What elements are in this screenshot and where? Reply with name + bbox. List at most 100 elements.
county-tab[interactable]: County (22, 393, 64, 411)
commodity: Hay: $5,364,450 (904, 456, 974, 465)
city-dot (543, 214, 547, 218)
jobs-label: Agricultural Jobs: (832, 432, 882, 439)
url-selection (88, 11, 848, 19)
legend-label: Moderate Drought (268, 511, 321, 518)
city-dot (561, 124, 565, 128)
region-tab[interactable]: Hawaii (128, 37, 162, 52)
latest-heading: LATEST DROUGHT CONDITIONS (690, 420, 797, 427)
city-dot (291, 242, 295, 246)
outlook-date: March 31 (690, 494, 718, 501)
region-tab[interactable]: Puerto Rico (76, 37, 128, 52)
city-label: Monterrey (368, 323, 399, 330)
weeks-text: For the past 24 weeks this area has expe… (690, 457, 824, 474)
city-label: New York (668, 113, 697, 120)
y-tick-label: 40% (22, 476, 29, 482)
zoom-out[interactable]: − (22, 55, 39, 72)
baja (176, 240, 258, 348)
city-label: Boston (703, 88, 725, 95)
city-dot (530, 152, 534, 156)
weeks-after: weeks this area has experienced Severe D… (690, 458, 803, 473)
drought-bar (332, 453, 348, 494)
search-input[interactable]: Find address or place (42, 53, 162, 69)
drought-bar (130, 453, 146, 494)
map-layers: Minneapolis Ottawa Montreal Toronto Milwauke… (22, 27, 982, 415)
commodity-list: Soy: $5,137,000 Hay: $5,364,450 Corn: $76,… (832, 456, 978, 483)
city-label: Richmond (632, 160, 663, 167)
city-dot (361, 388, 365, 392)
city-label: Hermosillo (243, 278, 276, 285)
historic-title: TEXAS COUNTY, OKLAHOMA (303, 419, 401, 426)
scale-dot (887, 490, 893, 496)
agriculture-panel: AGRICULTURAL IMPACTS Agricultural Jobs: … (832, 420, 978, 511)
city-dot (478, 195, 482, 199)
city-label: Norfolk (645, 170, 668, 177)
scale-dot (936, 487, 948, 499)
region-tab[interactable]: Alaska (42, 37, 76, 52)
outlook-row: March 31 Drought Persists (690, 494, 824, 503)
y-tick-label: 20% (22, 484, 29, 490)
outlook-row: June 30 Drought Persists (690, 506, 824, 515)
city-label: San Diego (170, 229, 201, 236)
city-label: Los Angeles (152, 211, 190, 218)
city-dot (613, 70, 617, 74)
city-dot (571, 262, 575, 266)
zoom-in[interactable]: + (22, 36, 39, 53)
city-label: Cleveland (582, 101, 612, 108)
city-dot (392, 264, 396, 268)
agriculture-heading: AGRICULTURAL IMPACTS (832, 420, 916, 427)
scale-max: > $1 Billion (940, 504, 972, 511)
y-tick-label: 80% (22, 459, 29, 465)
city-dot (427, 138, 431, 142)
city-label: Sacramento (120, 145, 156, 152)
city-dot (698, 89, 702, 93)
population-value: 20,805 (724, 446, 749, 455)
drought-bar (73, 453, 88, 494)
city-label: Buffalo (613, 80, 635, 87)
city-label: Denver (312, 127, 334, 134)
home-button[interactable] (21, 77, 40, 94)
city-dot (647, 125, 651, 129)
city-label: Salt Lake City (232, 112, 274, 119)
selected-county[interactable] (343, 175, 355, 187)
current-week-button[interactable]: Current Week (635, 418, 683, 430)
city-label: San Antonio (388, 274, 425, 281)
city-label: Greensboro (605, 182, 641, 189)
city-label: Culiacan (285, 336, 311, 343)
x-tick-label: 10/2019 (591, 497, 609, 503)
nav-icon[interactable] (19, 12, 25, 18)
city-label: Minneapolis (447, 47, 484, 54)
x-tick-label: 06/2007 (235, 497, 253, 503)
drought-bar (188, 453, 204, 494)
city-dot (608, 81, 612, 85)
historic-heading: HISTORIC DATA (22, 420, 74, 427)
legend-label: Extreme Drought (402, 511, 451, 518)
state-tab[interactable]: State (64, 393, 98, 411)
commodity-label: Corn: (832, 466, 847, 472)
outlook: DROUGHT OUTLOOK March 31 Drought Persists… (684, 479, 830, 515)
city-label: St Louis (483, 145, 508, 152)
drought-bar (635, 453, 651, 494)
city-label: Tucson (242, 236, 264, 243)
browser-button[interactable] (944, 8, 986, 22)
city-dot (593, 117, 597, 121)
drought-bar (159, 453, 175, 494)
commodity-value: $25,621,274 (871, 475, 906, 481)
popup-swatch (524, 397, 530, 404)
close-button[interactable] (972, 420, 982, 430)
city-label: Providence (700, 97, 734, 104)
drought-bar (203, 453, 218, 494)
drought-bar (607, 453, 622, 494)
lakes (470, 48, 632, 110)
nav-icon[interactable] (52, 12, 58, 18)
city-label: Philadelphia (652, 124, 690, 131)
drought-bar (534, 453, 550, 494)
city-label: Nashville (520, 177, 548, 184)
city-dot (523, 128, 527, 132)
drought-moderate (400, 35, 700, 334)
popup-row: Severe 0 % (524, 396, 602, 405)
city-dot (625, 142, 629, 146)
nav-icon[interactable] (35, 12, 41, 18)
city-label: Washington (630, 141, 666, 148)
******
• _Problem statement_
Reproduce every entry above line for line, without changing a single character.

• _Solution_
What elements are in this screenshot and where? Reply with name + bbox. List at most 100 elements.
county-tab[interactable]: County (22, 393, 64, 411)
commodity: Hay: $5,364,450 (904, 456, 974, 465)
city-dot (543, 214, 547, 218)
jobs-label: Agricultural Jobs: (832, 432, 882, 439)
url-selection (88, 11, 848, 19)
legend-label: Moderate Drought (268, 511, 321, 518)
city-dot (561, 124, 565, 128)
region-tab[interactable]: Hawaii (128, 37, 162, 52)
latest-heading: LATEST DROUGHT CONDITIONS (690, 420, 797, 427)
city-dot (291, 242, 295, 246)
outlook-date: March 31 (690, 494, 718, 501)
region-tab[interactable]: Puerto Rico (76, 37, 128, 52)
city-label: Monterrey (368, 323, 399, 330)
weeks-text: For the past 24 weeks this area has expe… (690, 457, 824, 474)
city-label: New York (668, 113, 697, 120)
y-tick-label: 40% (22, 476, 29, 482)
zoom-out[interactable]: − (22, 55, 39, 72)
baja (176, 240, 258, 348)
city-label: Boston (703, 88, 725, 95)
city-dot (530, 152, 534, 156)
weeks-after: weeks this area has experienced Severe D… (690, 458, 803, 473)
drought-bar (332, 453, 348, 494)
search-input[interactable]: Find address or place (42, 53, 162, 69)
drought-bar (130, 453, 146, 494)
map-layers: Minneapolis Ottawa Montreal Toronto Milwauke… (22, 27, 982, 415)
commodity-list: Soy: $5,137,000 Hay: $5,364,450 Corn: $76,… (832, 456, 978, 483)
city-label: Richmond (632, 160, 663, 167)
city-dot (361, 388, 365, 392)
city-label: Hermosillo (243, 278, 276, 285)
historic-title: TEXAS COUNTY, OKLAHOMA (303, 419, 401, 426)
scale-dot (887, 490, 893, 496)
agriculture-panel: AGRICULTURAL IMPACTS Agricultural Jobs: … (832, 420, 978, 511)
city-dot (478, 195, 482, 199)
city-label: Norfolk (645, 170, 668, 177)
scale-dot (936, 487, 948, 499)
region-tab[interactable]: Alaska (42, 37, 76, 52)
outlook-row: March 31 Drought Persists (690, 494, 824, 503)
y-tick-label: 20% (22, 484, 29, 490)
outlook-row: June 30 Drought Persists (690, 506, 824, 515)
city-label: San Diego (170, 229, 201, 236)
city-label: Los Angeles (152, 211, 190, 218)
city-dot (613, 70, 617, 74)
city-dot (571, 262, 575, 266)
zoom-in[interactable]: + (22, 36, 39, 53)
city-label: Cleveland (582, 101, 612, 108)
city-dot (392, 264, 396, 268)
agriculture-heading: AGRICULTURAL IMPACTS (832, 420, 916, 427)
scale-max: > $1 Billion (940, 504, 972, 511)
y-tick-label: 80% (22, 459, 29, 465)
city-dot (427, 138, 431, 142)
city-label: Sacramento (120, 145, 156, 152)
city-dot (698, 89, 702, 93)
population-value: 20,805 (724, 446, 749, 455)
drought-bar (73, 453, 88, 494)
city-label: Buffalo (613, 80, 635, 87)
city-label: Denver (312, 127, 334, 134)
home-button[interactable] (21, 77, 40, 94)
city-dot (647, 125, 651, 129)
city-label: Salt Lake City (232, 112, 274, 119)
selected-county[interactable] (343, 175, 355, 187)
current-week-button[interactable]: Current Week (635, 418, 683, 430)
city-label: San Antonio (388, 274, 425, 281)
city-label: Greensboro (605, 182, 641, 189)
city-label: Culiacan (285, 336, 311, 343)
x-tick-label: 10/2019 (591, 497, 609, 503)
nav-icon[interactable] (19, 12, 25, 18)
city-label: Minneapolis (447, 47, 484, 54)
x-tick-label: 06/2007 (235, 497, 253, 503)
drought-bar (188, 453, 204, 494)
city-dot (608, 81, 612, 85)
historic-heading: HISTORIC DATA (22, 420, 74, 427)
legend-label: Extreme Drought (402, 511, 451, 518)
state-tab[interactable]: State (64, 393, 98, 411)
commodity-label: Corn: (832, 466, 847, 472)
outlook: DROUGHT OUTLOOK March 31 Drought Persists… (684, 479, 830, 515)
city-label: St Louis (483, 145, 508, 152)
drought-bar (635, 453, 651, 494)
city-label: Tucson (242, 236, 264, 243)
browser-button[interactable] (944, 8, 986, 22)
city-dot (593, 117, 597, 121)
drought-bar (159, 453, 175, 494)
commodity-value: $25,621,274 (871, 475, 906, 481)
popup-swatch (524, 397, 530, 404)
close-button[interactable] (972, 420, 982, 430)
city-label: Providence (700, 97, 734, 104)
drought-bar (203, 453, 218, 494)
drought-bar (607, 453, 622, 494)
lakes (470, 48, 632, 110)
nav-icon[interactable] (52, 12, 58, 18)
city-label: Philadelphia (652, 124, 690, 131)
drought-bar (534, 453, 550, 494)
city-label: Nashville (520, 177, 548, 184)
city-dot (523, 128, 527, 132)
drought-moderate (400, 35, 700, 334)
popup-row: Severe 0 % (524, 396, 602, 405)
city-dot (625, 142, 629, 146)
nav-icon[interactable] (35, 12, 41, 18)
city-label: Washington (630, 141, 666, 148)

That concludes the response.